Below are records. Copy every line with "Pays" in it.

_ _ _ _

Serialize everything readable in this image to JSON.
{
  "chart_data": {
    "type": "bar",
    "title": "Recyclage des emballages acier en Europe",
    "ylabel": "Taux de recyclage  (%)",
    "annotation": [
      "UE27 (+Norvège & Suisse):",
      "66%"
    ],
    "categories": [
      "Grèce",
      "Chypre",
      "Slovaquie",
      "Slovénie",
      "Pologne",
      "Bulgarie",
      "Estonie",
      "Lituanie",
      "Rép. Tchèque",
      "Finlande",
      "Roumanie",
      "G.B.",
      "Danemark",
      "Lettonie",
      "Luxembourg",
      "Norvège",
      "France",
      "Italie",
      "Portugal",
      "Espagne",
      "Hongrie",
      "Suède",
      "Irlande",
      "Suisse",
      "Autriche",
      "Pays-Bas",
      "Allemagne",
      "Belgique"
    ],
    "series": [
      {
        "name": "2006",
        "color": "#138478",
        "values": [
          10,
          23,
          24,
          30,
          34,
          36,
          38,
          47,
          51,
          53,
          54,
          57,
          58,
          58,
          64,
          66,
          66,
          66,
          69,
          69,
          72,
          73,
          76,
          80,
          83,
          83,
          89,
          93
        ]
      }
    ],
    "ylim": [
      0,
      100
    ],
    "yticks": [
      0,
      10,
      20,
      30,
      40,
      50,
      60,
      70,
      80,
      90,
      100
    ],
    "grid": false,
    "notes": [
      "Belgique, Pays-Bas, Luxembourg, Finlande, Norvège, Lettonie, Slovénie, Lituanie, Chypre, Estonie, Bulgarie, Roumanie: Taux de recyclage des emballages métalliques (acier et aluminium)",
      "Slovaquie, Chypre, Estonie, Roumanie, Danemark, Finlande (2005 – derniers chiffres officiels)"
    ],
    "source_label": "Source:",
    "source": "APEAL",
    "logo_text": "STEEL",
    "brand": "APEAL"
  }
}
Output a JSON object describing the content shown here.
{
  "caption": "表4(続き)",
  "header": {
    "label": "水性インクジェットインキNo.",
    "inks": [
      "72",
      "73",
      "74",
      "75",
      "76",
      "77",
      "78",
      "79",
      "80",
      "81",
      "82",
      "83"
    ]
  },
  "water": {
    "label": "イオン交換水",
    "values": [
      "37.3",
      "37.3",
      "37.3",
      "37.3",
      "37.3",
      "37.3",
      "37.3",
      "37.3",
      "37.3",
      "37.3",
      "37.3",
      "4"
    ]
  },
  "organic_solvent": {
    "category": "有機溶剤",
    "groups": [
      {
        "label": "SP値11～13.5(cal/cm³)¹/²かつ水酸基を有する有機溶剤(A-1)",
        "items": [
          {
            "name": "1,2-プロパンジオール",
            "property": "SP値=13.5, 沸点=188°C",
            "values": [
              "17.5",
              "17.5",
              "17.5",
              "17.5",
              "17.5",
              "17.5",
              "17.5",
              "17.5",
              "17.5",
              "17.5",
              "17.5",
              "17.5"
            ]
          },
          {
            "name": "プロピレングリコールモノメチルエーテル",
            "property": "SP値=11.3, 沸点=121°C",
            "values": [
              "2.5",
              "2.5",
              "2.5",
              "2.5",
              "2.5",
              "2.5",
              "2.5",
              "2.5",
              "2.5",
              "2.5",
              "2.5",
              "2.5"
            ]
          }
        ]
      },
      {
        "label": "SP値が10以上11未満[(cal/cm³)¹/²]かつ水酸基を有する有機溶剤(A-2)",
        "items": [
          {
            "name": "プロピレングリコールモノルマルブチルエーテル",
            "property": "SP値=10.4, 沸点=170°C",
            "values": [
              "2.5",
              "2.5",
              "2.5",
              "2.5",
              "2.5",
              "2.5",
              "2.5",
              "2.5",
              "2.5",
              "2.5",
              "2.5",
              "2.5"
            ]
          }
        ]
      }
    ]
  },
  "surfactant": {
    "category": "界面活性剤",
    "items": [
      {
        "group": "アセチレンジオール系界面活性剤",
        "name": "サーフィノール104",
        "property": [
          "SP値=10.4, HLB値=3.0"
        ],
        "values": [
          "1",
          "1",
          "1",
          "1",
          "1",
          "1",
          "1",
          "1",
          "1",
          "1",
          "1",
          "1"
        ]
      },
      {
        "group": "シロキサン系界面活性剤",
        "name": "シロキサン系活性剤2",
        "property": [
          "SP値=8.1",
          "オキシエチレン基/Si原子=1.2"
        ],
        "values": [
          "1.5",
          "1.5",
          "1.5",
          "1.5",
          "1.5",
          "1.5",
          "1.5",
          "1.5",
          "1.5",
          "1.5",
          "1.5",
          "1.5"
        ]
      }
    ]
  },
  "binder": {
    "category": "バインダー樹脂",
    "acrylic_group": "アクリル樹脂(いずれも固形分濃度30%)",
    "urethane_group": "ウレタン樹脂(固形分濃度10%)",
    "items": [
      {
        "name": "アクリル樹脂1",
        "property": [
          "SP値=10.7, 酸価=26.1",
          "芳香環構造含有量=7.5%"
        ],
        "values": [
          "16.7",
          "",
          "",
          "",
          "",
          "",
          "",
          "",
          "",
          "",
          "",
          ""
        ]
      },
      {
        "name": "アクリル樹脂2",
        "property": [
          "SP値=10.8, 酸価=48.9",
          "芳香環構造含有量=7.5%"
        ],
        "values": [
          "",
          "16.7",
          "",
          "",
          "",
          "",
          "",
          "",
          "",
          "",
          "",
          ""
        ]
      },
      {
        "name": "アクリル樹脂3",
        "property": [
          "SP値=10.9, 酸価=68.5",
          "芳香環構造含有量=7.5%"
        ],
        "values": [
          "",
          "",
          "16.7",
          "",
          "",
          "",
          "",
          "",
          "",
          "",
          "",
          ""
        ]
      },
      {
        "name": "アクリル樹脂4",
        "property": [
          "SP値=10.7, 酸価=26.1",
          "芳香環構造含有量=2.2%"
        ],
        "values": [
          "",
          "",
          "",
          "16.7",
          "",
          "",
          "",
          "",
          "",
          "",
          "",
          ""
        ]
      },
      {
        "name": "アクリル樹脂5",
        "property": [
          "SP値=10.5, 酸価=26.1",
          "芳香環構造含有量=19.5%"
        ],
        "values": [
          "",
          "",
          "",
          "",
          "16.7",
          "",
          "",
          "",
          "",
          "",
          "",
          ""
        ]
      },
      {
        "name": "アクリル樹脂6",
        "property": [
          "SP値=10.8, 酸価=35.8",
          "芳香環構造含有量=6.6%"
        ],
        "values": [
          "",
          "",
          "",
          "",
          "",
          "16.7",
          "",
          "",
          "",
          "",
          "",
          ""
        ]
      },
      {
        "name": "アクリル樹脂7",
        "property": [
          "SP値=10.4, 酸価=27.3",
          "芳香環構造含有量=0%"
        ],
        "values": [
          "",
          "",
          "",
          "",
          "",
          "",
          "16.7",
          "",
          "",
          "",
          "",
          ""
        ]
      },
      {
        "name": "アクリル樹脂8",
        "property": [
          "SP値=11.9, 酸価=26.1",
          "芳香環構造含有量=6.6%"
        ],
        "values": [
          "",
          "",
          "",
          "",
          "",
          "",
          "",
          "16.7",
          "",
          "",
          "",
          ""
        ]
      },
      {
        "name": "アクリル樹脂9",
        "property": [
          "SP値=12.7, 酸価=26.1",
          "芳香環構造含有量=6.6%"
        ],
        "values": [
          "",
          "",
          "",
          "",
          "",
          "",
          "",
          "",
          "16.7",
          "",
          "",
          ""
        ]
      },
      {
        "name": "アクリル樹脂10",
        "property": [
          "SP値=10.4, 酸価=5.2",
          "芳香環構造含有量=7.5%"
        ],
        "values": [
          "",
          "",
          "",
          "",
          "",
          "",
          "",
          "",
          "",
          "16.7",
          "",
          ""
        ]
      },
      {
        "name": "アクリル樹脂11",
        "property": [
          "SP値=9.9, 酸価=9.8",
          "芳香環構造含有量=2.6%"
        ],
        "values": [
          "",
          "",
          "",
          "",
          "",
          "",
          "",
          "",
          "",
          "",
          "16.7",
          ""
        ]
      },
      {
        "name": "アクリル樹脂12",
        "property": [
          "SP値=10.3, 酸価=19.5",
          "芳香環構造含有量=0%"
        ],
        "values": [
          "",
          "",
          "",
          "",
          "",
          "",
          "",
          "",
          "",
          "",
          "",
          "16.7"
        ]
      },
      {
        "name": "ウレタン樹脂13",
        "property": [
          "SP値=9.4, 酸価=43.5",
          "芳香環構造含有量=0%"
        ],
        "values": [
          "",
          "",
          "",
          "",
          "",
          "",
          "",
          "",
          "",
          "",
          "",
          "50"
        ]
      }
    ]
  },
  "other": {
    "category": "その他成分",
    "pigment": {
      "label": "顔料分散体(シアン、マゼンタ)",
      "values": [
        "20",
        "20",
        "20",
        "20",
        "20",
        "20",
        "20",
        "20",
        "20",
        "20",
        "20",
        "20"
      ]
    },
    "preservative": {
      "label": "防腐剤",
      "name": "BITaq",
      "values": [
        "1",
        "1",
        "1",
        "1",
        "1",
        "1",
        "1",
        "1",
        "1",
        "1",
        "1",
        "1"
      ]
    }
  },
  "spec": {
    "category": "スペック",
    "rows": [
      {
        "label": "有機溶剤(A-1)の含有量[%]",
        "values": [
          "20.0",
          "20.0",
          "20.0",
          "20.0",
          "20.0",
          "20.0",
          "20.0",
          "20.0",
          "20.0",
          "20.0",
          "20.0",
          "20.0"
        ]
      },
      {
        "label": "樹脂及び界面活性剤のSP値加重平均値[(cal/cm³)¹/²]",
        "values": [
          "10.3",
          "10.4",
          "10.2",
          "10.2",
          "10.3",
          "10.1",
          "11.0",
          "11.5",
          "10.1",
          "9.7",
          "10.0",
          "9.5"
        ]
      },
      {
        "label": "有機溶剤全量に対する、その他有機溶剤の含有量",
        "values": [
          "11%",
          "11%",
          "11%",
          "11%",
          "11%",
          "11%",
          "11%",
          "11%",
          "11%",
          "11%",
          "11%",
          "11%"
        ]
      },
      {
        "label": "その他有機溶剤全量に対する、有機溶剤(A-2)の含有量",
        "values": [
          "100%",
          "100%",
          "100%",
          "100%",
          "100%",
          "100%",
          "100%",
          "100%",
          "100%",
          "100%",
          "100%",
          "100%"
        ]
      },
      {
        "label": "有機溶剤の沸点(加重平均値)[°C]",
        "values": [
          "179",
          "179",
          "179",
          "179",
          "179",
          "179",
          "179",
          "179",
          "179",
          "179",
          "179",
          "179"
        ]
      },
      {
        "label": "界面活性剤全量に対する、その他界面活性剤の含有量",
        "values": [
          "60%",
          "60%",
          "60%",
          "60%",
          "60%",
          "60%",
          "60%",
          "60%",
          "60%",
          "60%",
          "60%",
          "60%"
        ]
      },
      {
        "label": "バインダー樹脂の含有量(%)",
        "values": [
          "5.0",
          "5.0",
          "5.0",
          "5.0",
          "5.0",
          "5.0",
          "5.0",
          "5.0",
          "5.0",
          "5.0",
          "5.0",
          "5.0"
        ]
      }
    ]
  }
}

_ _ _ _

Correct answer:
      "Pays-Bas",
      "Belgique, Pays-Bas, Luxembourg, Finlande, Norvège, Lettonie, Slovénie, Lituanie, Chypre, Estonie, Bulgarie, Roumanie: Taux de recyclage des emballages métalliques (acier et aluminium)",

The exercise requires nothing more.